- [Problem description]
Locate and copy each line in the data that contains the word "lang".

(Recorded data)
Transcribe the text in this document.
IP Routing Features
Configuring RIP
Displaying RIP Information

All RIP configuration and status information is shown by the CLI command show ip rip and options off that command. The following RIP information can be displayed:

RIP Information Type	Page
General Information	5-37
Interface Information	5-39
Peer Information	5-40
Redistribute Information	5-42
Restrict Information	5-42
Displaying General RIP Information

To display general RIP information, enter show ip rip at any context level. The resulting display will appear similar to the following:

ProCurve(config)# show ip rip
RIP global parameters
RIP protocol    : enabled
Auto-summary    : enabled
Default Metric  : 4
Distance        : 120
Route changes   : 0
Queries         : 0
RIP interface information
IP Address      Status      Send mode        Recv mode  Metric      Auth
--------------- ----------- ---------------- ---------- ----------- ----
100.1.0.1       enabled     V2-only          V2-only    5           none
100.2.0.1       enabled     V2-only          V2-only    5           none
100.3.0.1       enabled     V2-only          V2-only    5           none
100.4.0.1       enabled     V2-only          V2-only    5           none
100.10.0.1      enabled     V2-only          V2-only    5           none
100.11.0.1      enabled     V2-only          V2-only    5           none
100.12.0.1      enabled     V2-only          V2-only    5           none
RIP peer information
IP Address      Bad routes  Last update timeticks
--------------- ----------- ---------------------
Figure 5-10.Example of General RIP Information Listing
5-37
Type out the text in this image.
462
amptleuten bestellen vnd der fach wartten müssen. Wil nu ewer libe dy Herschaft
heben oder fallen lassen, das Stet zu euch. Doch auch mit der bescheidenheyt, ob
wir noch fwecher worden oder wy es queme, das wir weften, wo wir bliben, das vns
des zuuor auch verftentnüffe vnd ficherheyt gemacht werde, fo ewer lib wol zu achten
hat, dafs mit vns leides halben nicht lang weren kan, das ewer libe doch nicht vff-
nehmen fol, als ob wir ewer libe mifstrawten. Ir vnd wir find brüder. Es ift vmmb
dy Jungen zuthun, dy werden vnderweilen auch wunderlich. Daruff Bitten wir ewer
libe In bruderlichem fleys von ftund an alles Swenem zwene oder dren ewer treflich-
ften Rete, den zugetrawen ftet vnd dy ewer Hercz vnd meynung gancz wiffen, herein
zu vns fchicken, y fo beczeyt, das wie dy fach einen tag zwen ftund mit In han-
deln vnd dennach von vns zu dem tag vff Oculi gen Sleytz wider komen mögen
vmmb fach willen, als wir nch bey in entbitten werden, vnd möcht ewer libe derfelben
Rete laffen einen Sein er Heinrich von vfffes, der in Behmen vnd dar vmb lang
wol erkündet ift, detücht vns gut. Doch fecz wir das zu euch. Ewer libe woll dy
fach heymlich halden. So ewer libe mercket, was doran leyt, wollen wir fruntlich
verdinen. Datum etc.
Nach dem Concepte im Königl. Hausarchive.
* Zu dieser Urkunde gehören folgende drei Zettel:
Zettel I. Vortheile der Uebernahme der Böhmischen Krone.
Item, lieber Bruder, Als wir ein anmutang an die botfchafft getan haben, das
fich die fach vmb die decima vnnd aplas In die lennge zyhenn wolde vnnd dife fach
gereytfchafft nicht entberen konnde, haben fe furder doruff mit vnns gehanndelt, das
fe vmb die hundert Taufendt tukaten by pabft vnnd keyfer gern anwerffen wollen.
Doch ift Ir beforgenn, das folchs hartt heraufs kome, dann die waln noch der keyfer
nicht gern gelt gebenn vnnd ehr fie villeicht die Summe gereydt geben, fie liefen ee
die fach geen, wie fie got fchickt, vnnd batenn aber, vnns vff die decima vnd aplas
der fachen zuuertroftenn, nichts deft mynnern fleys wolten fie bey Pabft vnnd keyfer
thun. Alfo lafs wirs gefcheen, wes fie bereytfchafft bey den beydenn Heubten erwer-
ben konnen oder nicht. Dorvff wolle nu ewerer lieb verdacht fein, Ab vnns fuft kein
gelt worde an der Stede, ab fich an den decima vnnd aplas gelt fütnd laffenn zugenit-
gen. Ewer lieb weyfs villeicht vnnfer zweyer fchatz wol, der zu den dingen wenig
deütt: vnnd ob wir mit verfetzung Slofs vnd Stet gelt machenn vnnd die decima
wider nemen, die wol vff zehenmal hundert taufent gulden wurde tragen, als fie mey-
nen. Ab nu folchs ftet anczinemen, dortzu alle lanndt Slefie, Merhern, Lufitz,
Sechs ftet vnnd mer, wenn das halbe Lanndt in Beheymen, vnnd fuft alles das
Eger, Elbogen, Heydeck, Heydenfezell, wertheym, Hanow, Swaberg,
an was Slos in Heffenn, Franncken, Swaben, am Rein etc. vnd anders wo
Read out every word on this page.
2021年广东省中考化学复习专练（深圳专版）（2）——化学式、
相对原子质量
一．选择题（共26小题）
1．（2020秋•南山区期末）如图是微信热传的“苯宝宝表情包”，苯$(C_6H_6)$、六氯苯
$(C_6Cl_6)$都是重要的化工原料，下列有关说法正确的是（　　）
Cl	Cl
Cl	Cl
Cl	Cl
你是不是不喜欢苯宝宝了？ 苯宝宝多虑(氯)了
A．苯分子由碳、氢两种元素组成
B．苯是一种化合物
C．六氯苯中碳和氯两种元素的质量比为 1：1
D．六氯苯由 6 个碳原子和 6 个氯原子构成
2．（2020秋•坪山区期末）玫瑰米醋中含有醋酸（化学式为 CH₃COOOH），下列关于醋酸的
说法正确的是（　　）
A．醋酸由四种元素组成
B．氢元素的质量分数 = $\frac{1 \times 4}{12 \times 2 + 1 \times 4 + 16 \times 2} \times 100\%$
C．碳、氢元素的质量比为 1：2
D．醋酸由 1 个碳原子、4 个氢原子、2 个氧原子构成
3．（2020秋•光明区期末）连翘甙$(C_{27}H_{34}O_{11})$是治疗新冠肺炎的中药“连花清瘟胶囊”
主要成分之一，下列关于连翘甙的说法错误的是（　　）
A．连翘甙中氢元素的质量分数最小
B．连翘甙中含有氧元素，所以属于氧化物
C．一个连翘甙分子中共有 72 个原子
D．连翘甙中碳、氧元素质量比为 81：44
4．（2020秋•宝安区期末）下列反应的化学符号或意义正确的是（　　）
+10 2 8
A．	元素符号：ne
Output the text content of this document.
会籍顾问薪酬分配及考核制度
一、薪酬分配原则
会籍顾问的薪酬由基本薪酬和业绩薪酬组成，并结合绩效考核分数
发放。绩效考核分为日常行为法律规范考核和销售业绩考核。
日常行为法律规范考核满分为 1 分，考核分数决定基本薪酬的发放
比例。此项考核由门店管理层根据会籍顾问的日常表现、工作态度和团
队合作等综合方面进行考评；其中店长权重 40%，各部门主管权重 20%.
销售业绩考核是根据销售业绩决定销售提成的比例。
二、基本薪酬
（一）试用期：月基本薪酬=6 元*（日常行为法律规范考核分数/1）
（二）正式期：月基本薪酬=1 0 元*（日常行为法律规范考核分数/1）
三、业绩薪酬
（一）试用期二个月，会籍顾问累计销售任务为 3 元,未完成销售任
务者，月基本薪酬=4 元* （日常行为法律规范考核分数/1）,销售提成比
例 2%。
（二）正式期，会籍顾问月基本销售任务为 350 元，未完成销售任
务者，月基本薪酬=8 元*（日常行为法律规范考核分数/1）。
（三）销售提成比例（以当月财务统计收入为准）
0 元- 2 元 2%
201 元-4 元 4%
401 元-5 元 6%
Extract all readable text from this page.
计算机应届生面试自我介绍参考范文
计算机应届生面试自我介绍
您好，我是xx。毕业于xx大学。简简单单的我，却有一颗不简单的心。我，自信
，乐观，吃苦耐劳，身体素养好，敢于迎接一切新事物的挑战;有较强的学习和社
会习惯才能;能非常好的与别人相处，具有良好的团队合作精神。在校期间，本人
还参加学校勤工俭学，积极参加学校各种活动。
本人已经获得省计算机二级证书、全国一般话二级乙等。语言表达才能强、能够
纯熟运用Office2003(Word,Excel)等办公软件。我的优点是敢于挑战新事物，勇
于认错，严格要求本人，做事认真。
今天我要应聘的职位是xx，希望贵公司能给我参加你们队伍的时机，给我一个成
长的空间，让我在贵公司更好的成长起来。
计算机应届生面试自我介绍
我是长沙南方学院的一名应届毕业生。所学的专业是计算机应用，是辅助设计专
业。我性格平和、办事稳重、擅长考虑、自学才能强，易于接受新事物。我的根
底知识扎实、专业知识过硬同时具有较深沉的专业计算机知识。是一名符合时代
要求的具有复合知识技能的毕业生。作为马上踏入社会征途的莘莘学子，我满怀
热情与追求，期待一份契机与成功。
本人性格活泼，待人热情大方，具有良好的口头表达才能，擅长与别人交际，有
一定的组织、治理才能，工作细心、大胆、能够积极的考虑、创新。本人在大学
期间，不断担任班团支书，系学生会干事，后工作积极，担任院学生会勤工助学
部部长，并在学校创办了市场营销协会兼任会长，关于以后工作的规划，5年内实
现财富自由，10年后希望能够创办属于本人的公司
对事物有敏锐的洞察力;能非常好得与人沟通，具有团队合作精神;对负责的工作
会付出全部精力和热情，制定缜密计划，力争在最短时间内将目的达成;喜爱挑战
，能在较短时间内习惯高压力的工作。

- [Response]
hat, dafs mit vns leides halben nicht lang weren kan, das ewer libe doch nicht vff-
Rete laffen einen Sein er Heinrich von vfffes, der in Behmen vnd dar vmb lang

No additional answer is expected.